- **YOUR TASK**
Copy all lines below containing "image".

##############################

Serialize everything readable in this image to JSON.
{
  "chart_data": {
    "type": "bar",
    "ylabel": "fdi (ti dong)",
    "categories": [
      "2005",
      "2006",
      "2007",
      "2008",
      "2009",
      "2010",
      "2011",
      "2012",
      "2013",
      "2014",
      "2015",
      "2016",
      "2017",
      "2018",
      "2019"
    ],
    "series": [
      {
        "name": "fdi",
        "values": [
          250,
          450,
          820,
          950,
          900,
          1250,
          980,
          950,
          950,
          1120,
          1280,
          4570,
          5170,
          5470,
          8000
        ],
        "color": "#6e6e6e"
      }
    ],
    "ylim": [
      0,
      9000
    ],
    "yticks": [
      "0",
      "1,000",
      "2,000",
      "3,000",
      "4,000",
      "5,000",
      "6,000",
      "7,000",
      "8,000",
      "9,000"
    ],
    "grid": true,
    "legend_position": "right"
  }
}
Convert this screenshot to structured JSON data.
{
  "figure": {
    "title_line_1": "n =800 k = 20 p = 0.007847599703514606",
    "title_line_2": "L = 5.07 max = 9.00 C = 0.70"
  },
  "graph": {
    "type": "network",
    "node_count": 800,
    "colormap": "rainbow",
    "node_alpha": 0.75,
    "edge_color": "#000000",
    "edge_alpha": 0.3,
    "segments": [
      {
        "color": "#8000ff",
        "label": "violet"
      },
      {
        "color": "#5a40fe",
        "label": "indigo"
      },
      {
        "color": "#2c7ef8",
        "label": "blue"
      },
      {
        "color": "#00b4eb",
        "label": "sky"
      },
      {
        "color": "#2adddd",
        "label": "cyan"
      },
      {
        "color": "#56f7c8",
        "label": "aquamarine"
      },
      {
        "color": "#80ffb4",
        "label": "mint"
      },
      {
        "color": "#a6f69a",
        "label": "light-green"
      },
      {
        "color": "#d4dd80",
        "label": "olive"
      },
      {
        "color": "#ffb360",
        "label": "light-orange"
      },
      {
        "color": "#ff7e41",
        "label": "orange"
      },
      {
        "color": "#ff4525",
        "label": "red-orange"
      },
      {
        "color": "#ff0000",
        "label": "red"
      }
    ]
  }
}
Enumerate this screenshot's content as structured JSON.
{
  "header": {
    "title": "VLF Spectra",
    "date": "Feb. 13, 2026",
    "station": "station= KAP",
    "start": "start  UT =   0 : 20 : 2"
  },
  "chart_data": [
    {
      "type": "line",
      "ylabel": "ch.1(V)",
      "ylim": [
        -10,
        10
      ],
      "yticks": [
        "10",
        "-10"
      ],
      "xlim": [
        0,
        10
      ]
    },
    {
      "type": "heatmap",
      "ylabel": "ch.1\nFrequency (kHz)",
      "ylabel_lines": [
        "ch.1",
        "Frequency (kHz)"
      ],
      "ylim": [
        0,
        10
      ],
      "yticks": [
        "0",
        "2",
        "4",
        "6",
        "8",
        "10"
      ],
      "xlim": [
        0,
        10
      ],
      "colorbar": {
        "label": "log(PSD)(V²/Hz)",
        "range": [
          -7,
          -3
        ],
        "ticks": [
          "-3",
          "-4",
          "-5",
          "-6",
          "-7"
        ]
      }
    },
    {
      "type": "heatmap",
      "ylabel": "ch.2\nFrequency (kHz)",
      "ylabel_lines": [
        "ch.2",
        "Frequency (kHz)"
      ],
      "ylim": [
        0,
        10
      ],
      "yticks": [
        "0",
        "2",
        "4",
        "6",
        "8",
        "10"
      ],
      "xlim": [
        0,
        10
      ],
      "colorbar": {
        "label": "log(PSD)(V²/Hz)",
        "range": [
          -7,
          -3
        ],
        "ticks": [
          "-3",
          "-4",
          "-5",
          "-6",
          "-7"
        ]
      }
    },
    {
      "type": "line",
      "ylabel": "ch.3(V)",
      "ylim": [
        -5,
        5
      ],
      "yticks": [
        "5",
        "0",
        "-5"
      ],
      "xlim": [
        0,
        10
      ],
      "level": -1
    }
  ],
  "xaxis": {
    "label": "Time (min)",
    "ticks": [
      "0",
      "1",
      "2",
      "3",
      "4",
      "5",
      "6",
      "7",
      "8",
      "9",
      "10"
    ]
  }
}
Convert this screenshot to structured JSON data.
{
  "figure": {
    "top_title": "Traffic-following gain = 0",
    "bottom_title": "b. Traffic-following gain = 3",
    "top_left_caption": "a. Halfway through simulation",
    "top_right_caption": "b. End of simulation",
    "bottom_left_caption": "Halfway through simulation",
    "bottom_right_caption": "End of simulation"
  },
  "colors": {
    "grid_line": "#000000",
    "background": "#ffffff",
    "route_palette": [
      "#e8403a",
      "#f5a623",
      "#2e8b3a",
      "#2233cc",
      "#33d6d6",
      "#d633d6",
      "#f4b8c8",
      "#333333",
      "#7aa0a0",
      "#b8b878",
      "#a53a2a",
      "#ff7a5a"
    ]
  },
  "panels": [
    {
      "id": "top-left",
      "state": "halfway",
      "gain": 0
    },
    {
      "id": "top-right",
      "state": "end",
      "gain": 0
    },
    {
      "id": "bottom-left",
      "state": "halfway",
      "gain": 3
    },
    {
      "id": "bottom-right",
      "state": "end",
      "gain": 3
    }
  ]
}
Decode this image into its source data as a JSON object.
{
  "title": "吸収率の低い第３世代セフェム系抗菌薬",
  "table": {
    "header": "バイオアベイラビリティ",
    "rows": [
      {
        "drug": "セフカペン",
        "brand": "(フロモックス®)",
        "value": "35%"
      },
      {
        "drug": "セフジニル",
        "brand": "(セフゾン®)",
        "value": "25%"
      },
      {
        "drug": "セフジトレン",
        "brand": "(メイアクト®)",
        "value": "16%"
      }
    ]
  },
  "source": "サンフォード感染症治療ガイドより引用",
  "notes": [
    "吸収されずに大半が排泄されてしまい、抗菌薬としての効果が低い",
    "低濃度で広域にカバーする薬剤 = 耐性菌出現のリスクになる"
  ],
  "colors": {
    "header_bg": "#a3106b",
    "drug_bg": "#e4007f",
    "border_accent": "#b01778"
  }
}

##############################

- **EXERCISE RESULT**
Serialize everything readable in this image to JSON.
Decode this image into its source data as a JSON object.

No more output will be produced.